*** PROVIDED RECORDS
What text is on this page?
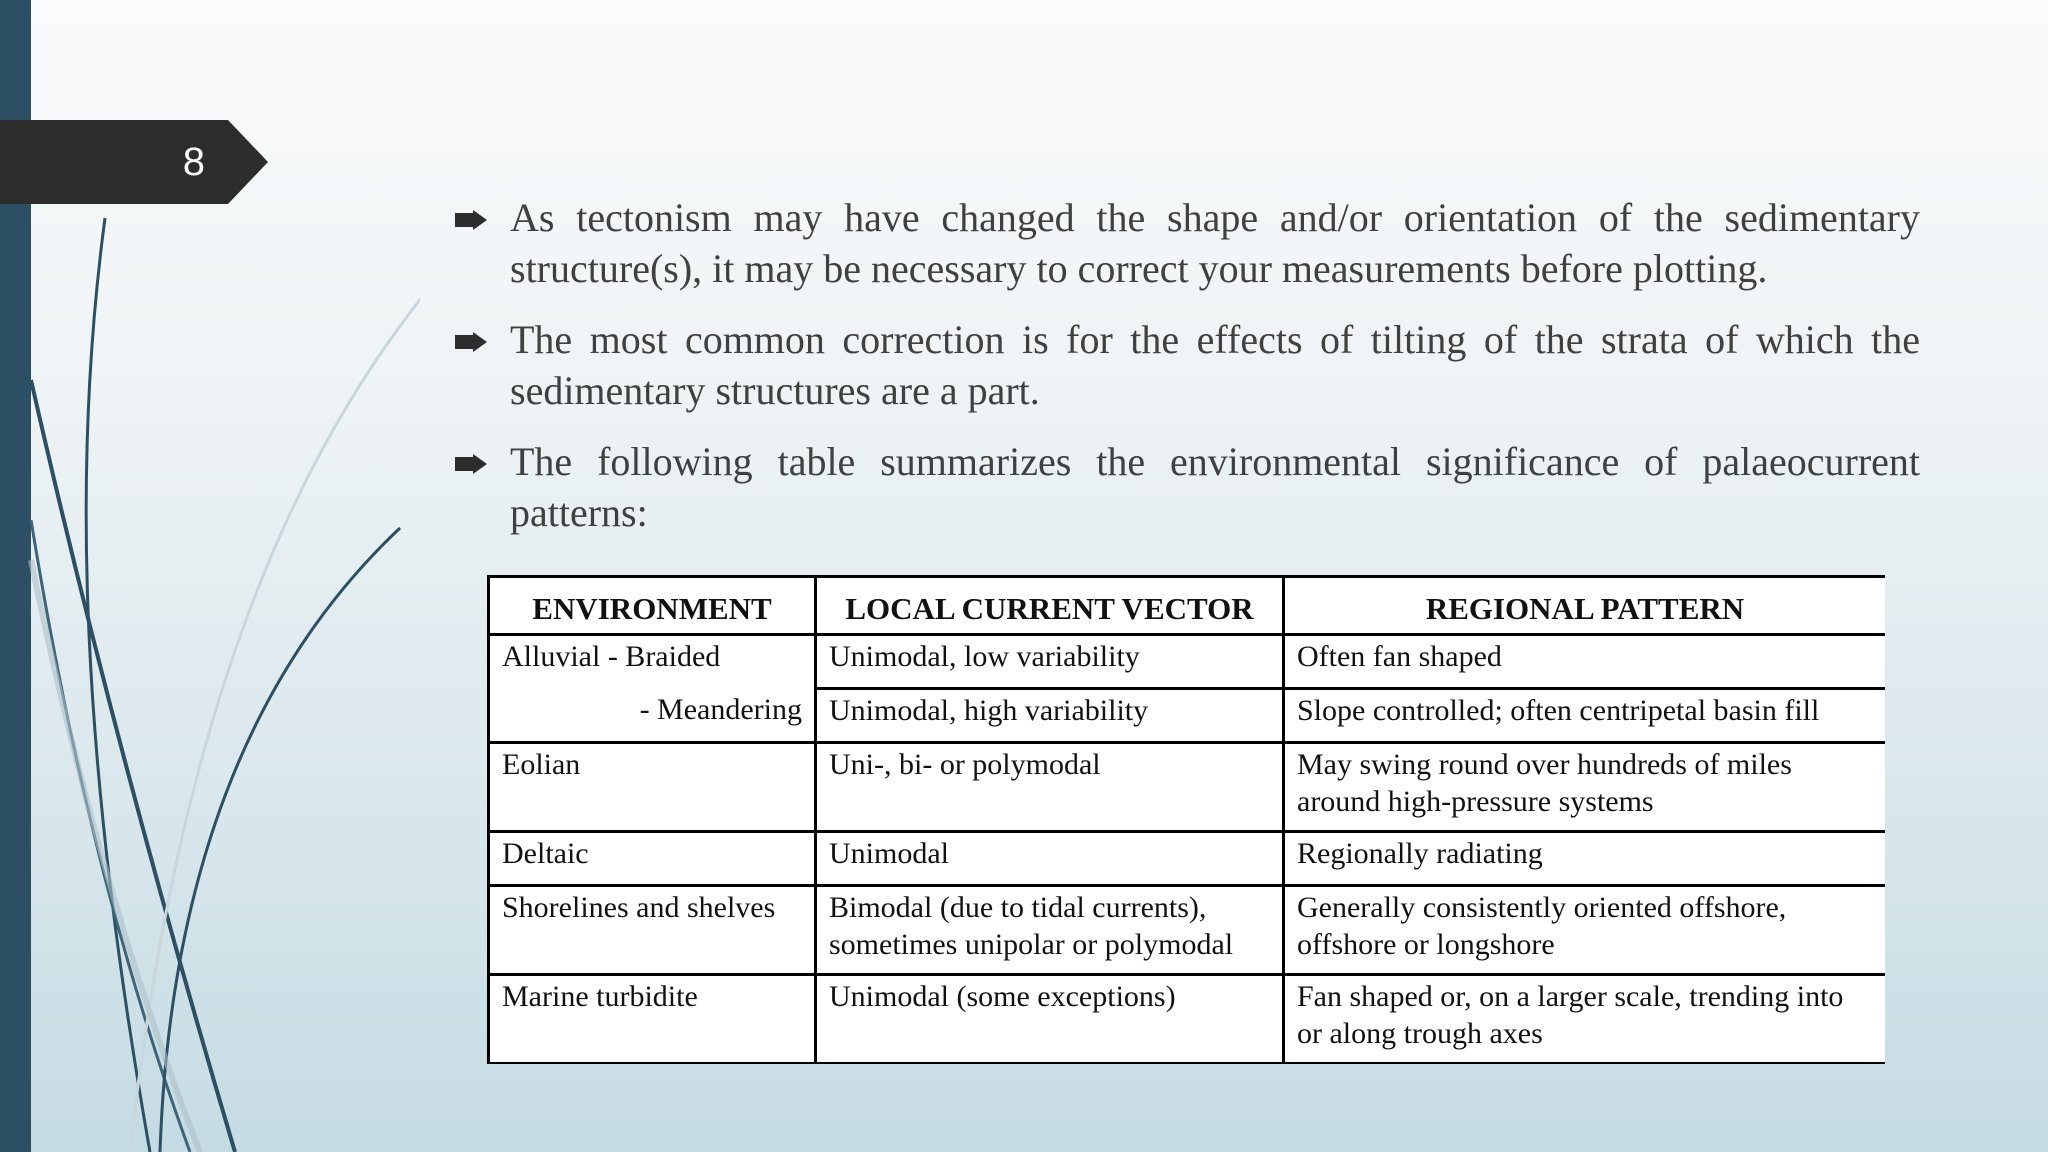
8
As tectonism may have changed the shape and/or orientation of the sedimentary structure(s), it may be necessary to correct your measurements before plotting.
The most common correction is for the effects of tilting of the strata of which the sedimentary structures are a part.
The following table summarizes the environmental significance of palaeocurrent patterns:
ENVIRONMENT	LOCAL CURRENT VECTOR	REGIONAL PATTERN
Alluvial - Braided	Unimodal, low variability	Often fan shaped
- Meandering	Unimodal, high variability	Slope controlled; often centripetal basin fill
Eolian	Uni-, bi- or polymodal	May swing round over hundreds of miles around high-pressure systems
Deltaic	Unimodal	Regionally radiating
Shorelines and shelves	Bimodal (due to tidal currents), sometimes unipolar or polymodal	Generally consistently oriented offshore, offshore or longshore
Marine turbidite	Unimodal (some exceptions)	Fan shaped or, on a larger scale, trending into or along trough axes
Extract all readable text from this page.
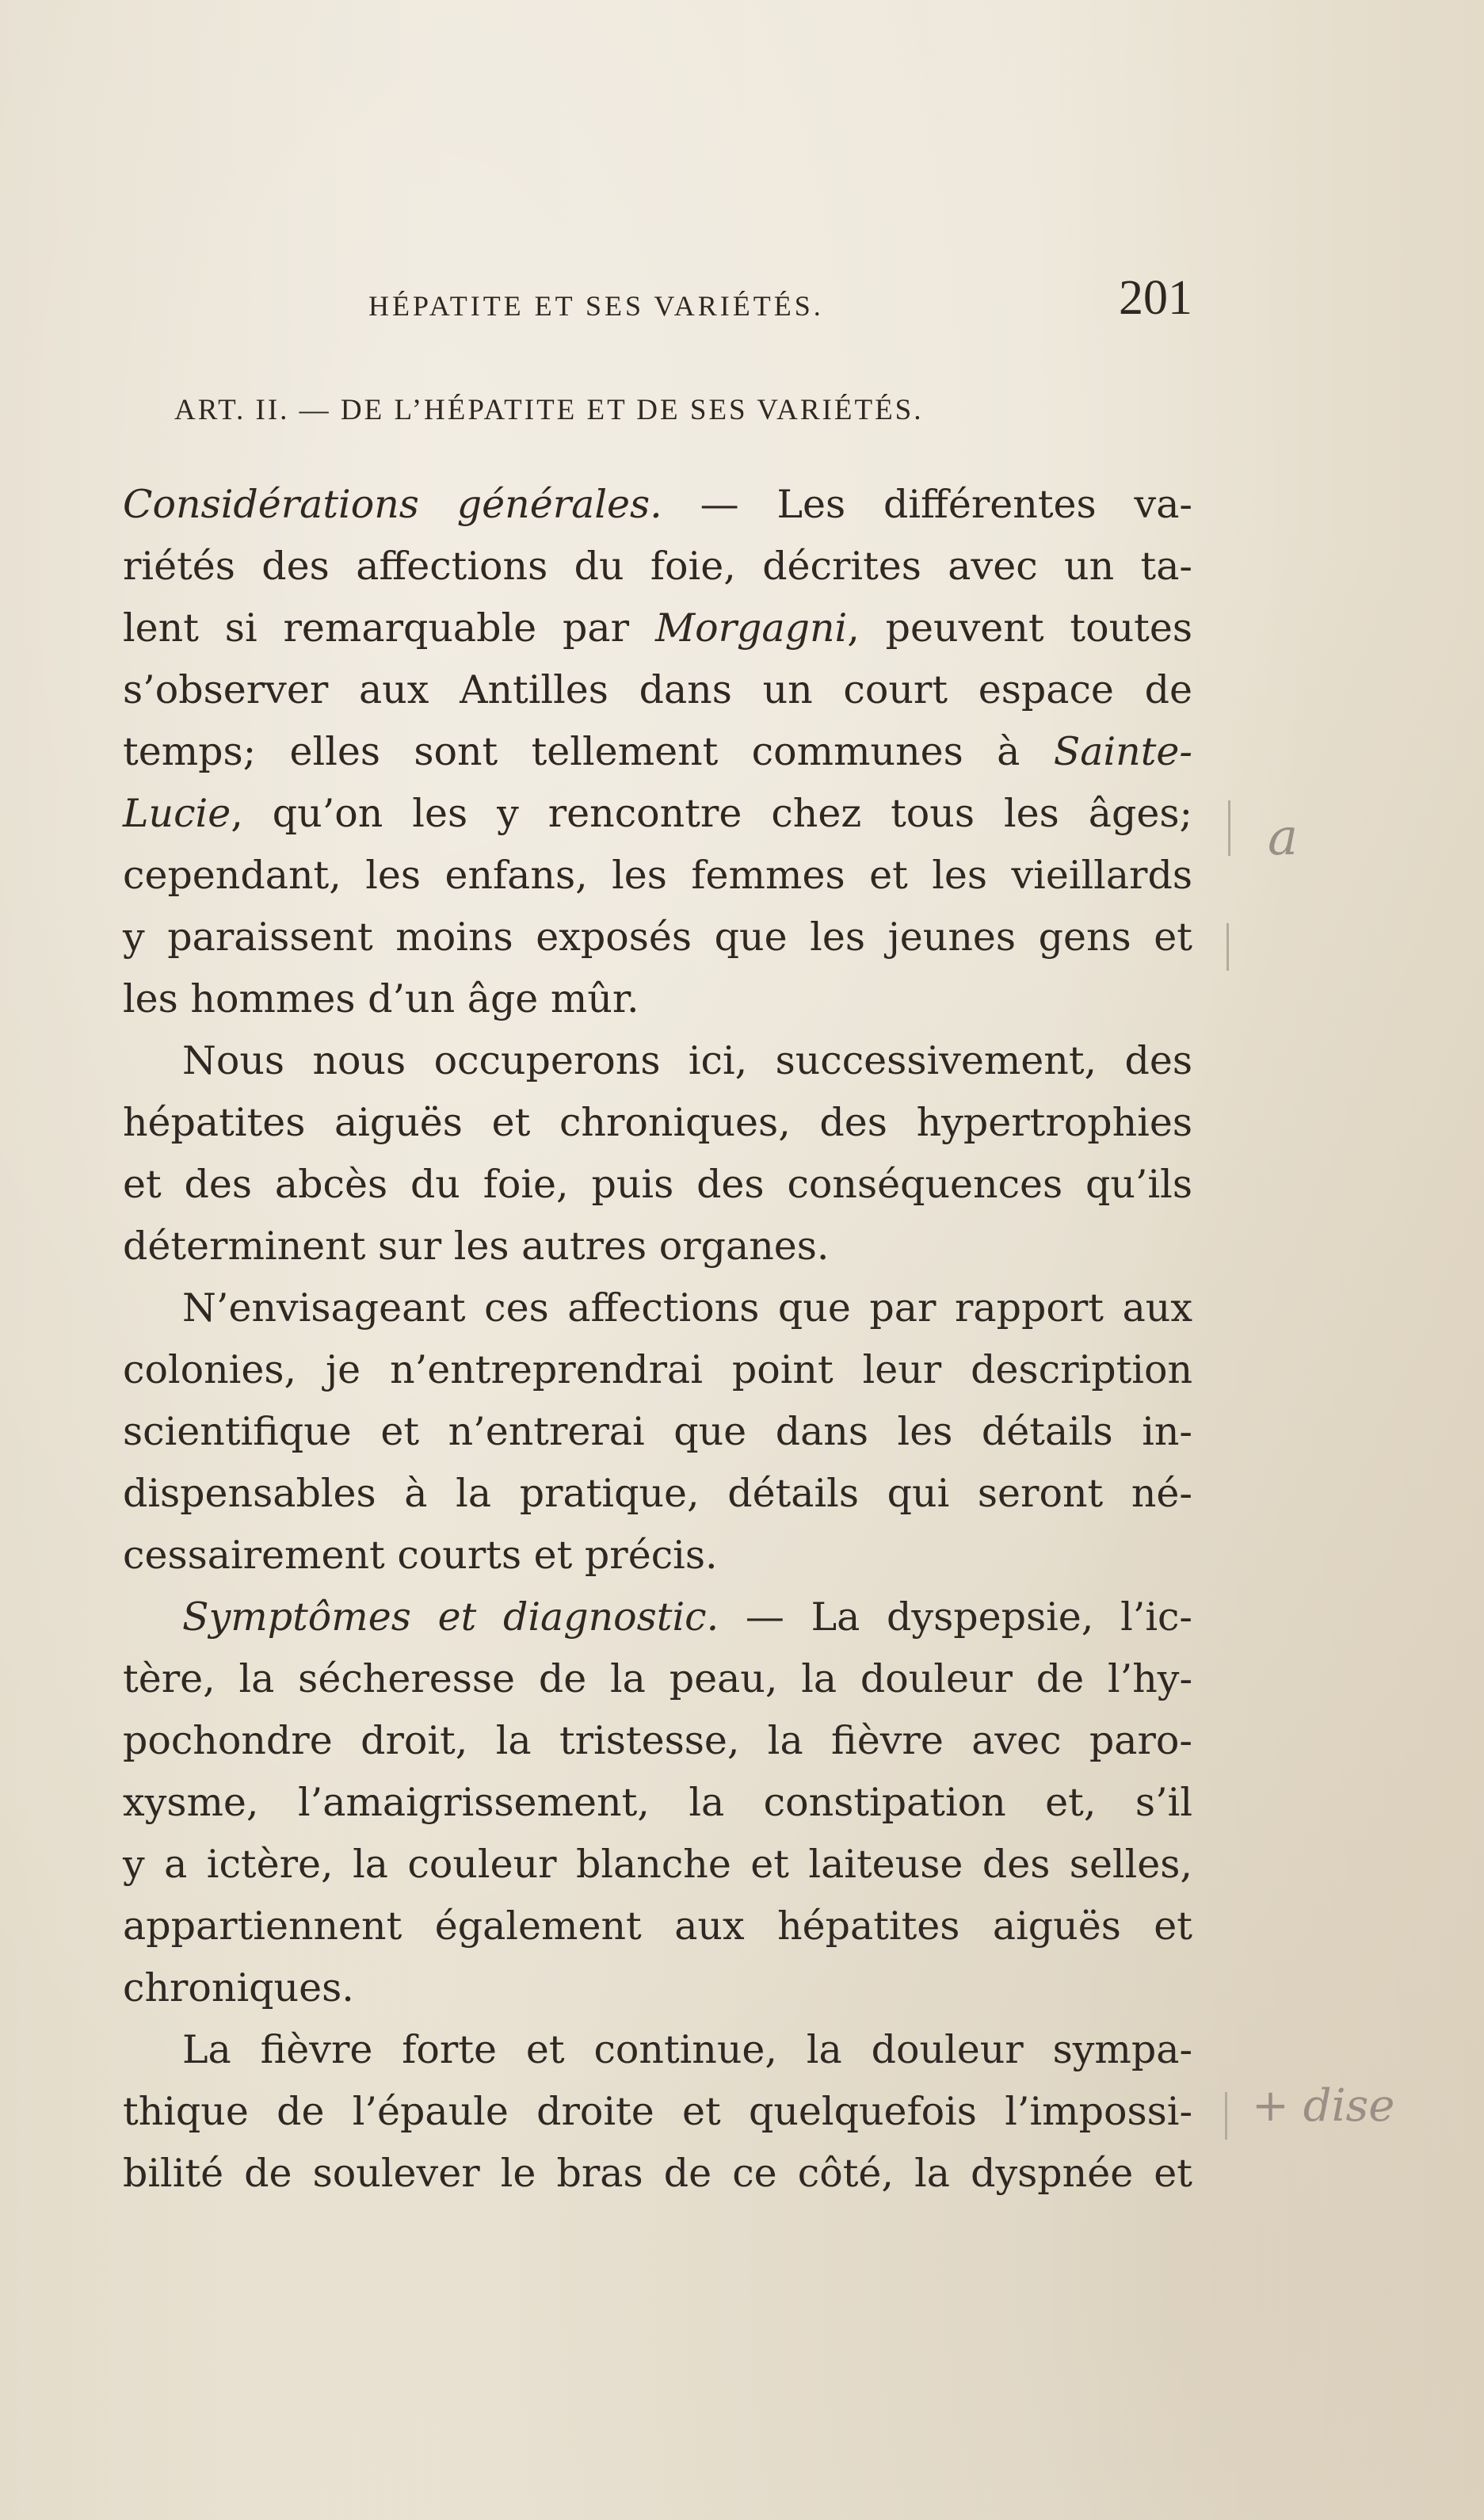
HÉPATITE ET SES VARIÉTÉS.	201
ART. II. — DE L’HÉPATITE ET DE SES VARIÉTÉS.
Considérations générales. — Les différentes va-
riétés des affections du foie, décrites avec un ta-
lent si remarquable par Morgagni, peuvent toutes
s’observer aux Antilles dans un court espace de
temps; elles sont tellement communes à Sainte-
Lucie, qu’on les y rencontre chez tous les âges;
cependant, les enfans, les femmes et les vieillards
y paraissent moins exposés que les jeunes gens et
les hommes d’un âge mûr.
Nous nous occuperons ici, successivement, des
hépatites aiguës et chroniques, des hypertrophies
et des abcès du foie, puis des conséquences qu’ils
déterminent sur les autres organes.
N’envisageant ces affections que par rapport aux
colonies, je n’entreprendrai point leur description
scientifique et n’entrerai que dans les détails in-
dispensables à la pratique, détails qui seront né-
cessairement courts et précis.
Symptômes et diagnostic. — La dyspepsie, l’ic-
tère, la sécheresse de la peau, la douleur de l’hy-
pochondre droit, la tristesse, la fièvre avec paro-
xysme, l’amaigrissement, la constipation et, s’il
y a ictère, la couleur blanche et laiteuse des selles,
appartiennent également aux hépatites aiguës et
chroniques.
La fièvre forte et continue, la douleur sympa-
thique de l’épaule droite et quelquefois l’impossi-
bilité de soulever le bras de ce côté, la dyspnée et
a
+ dise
******
▶ _REQUIREMENTS_:
Above are records to transcribe exactly; leave their pictures out.

▶ _RESPONSE FOR THIS EXERCISE_:
What text is on this page?
8
As tectonism may have changed the shape and/or orientation of the sedimentary structure(s), it may be necessary to correct your measurements before plotting.
The most common correction is for the effects of tilting of the strata of which the sedimentary structures are a part.
The following table summarizes the environmental significance of palaeocurrent patterns:
ENVIRONMENT	LOCAL CURRENT VECTOR	REGIONAL PATTERN
Alluvial - Braided	Unimodal, low variability	Often fan shaped
- Meandering	Unimodal, high variability	Slope controlled; often centripetal basin fill
Eolian	Uni-, bi- or polymodal	May swing round over hundreds of miles around high-pressure systems
Deltaic	Unimodal	Regionally radiating
Shorelines and shelves	Bimodal (due to tidal currents), sometimes unipolar or polymodal	Generally consistently oriented offshore, offshore or longshore
Marine turbidite	Unimodal (some exceptions)	Fan shaped or, on a larger scale, trending into or along trough axes
Extract all readable text from this page.
HÉPATITE ET SES VARIÉTÉS.	201
ART. II. — DE L’HÉPATITE ET DE SES VARIÉTÉS.
Considérations générales. — Les différentes va-
riétés des affections du foie, décrites avec un ta-
lent si remarquable par Morgagni, peuvent toutes
s’observer aux Antilles dans un court espace de
temps; elles sont tellement communes à Sainte-
Lucie, qu’on les y rencontre chez tous les âges;
cependant, les enfans, les femmes et les vieillards
y paraissent moins exposés que les jeunes gens et
les hommes d’un âge mûr.
Nous nous occuperons ici, successivement, des
hépatites aiguës et chroniques, des hypertrophies
et des abcès du foie, puis des conséquences qu’ils
déterminent sur les autres organes.
N’envisageant ces affections que par rapport aux
colonies, je n’entreprendrai point leur description
scientifique et n’entrerai que dans les détails in-
dispensables à la pratique, détails qui seront né-
cessairement courts et précis.
Symptômes et diagnostic. — La dyspepsie, l’ic-
tère, la sécheresse de la peau, la douleur de l’hy-
pochondre droit, la tristesse, la fièvre avec paro-
xysme, l’amaigrissement, la constipation et, s’il
y a ictère, la couleur blanche et laiteuse des selles,
appartiennent également aux hépatites aiguës et
chroniques.
La fièvre forte et continue, la douleur sympa-
thique de l’épaule droite et quelquefois l’impossi-
bilité de soulever le bras de ce côté, la dyspnée et
a
+ dise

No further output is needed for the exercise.